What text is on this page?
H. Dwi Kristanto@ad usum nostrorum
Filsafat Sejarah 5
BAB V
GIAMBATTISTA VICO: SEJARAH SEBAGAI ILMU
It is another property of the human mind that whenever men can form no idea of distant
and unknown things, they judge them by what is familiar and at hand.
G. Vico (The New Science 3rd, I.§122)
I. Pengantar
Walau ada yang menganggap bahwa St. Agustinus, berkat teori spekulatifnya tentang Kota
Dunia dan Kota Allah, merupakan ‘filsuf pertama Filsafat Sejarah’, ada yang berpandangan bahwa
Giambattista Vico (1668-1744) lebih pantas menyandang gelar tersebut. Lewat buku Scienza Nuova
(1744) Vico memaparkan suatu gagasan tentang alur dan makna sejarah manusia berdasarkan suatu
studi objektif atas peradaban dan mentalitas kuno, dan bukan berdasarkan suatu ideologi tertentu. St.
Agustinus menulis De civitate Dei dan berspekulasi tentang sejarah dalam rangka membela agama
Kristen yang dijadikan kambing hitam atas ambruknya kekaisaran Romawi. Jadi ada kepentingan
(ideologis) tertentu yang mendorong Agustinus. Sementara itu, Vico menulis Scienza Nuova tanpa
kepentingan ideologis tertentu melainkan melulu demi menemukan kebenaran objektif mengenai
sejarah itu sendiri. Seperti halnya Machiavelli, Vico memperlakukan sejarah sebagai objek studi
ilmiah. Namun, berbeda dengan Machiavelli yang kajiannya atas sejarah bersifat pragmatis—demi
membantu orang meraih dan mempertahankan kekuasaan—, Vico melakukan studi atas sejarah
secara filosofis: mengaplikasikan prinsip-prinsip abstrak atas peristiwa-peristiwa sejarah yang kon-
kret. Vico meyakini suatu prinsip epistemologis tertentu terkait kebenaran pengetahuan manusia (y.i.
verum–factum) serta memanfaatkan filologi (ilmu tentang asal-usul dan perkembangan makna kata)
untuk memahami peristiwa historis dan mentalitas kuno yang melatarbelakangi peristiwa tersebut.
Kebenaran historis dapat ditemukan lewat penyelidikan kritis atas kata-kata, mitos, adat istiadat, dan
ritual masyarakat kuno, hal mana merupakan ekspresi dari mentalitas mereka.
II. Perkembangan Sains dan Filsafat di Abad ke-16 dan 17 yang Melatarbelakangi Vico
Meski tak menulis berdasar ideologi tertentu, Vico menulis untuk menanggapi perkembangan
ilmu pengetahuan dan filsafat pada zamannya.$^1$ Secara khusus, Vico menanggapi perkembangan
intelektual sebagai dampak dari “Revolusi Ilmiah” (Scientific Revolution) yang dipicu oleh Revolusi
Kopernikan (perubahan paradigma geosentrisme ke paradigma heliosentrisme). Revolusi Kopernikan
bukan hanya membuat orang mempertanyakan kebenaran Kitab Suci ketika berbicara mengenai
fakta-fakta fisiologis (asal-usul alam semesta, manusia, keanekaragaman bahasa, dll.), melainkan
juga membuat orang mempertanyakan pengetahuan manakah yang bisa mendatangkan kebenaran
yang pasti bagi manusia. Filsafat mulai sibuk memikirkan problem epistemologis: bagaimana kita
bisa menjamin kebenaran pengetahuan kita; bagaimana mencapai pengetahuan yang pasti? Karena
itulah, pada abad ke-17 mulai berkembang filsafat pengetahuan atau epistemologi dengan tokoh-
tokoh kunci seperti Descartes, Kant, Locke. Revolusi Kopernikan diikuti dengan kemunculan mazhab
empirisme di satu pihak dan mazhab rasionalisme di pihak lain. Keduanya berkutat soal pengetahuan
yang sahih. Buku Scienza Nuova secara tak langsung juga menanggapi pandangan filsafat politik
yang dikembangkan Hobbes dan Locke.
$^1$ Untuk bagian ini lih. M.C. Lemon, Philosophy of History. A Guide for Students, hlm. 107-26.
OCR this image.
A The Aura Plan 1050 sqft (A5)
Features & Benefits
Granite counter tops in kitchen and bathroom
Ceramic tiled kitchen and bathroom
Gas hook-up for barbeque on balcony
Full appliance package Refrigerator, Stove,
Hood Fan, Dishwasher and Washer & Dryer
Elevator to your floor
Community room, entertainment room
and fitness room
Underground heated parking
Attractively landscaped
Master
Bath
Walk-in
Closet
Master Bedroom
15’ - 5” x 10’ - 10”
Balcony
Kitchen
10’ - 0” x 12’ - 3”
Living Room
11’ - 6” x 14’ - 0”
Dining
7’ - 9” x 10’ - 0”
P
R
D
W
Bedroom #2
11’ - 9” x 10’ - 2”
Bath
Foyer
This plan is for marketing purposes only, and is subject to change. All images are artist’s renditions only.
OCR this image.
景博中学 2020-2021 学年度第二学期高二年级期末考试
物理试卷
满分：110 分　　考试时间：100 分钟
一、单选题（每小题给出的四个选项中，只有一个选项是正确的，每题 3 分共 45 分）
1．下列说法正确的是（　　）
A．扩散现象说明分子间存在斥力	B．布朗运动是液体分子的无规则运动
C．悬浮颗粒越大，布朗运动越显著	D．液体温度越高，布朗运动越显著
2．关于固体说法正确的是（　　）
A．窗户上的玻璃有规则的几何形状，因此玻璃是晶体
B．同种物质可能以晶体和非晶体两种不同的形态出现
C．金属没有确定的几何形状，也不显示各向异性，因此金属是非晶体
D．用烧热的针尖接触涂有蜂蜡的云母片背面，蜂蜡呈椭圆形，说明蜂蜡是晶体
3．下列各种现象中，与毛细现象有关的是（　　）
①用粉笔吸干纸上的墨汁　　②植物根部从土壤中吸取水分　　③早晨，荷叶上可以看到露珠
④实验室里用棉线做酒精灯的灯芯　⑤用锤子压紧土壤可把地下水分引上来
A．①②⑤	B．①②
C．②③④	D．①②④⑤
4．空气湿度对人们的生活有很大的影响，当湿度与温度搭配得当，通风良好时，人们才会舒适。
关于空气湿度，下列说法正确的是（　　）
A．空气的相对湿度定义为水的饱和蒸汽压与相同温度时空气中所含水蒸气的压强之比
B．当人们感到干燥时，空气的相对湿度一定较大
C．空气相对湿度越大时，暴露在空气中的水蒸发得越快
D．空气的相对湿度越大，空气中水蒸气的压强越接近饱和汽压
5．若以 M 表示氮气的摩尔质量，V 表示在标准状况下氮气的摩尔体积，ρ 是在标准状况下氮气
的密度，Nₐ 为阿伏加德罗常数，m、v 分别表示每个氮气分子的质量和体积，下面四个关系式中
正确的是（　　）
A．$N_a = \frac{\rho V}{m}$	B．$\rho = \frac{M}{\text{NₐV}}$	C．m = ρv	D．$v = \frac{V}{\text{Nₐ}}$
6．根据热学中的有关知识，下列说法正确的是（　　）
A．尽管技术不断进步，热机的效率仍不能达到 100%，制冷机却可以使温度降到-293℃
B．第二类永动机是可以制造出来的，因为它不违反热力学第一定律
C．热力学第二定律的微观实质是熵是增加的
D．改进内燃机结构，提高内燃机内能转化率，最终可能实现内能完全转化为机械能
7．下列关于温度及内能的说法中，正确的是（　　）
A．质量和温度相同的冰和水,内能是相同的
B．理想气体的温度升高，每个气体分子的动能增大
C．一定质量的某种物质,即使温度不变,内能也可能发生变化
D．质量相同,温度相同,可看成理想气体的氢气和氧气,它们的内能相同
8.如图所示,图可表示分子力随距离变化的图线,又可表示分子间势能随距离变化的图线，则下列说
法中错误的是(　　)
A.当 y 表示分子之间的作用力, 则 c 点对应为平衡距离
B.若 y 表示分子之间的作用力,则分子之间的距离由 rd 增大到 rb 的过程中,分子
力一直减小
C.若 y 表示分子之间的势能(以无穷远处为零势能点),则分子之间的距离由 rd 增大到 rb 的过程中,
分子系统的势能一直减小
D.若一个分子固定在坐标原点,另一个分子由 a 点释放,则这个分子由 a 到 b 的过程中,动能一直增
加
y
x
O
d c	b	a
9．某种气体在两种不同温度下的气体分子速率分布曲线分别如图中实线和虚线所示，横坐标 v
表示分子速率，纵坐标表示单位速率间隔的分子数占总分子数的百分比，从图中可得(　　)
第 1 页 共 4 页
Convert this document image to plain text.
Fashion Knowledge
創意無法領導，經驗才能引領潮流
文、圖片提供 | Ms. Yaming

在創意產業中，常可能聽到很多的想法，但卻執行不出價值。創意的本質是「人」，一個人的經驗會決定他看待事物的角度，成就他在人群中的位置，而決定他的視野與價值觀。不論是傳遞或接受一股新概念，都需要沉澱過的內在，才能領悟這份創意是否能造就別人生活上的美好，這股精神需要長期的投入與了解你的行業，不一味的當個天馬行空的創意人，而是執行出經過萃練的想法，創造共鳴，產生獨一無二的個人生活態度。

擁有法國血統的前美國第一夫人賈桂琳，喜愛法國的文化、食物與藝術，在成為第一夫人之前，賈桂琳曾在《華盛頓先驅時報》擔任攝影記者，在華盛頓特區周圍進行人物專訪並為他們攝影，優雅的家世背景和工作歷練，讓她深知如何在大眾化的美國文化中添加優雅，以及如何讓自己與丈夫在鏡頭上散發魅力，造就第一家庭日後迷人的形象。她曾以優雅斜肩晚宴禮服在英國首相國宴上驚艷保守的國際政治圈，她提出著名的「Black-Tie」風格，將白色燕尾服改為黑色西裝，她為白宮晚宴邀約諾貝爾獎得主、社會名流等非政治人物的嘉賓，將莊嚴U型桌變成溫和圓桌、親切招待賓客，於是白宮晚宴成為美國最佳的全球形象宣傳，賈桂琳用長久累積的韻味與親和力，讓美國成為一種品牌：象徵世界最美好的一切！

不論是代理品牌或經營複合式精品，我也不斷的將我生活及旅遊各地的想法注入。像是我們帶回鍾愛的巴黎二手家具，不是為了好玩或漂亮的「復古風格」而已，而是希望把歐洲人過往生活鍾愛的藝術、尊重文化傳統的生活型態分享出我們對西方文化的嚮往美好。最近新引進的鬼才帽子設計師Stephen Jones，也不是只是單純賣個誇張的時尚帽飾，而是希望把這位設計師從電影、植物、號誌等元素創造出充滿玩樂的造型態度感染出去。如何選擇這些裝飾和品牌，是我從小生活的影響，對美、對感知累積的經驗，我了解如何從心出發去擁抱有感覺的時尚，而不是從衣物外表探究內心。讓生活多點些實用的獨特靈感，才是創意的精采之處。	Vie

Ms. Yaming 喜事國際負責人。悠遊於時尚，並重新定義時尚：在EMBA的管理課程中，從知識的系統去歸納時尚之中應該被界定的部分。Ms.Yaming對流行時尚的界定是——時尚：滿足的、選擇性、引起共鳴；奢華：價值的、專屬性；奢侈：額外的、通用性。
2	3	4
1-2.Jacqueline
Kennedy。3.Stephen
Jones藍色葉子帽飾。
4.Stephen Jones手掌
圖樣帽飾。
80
********
DIRECTIONS FOR THIS TASK: In the records above, find each line with the word "Kopernikan" and copy it.

REPLY TO THE TASK:
Kopernikan (perubahan paradigma geosentrisme ke paradigma heliosentrisme). Revolusi Kopernikan
tokoh kunci seperti Descartes, Kant, Locke. Revolusi Kopernikan diikuti dengan kemunculan mazhab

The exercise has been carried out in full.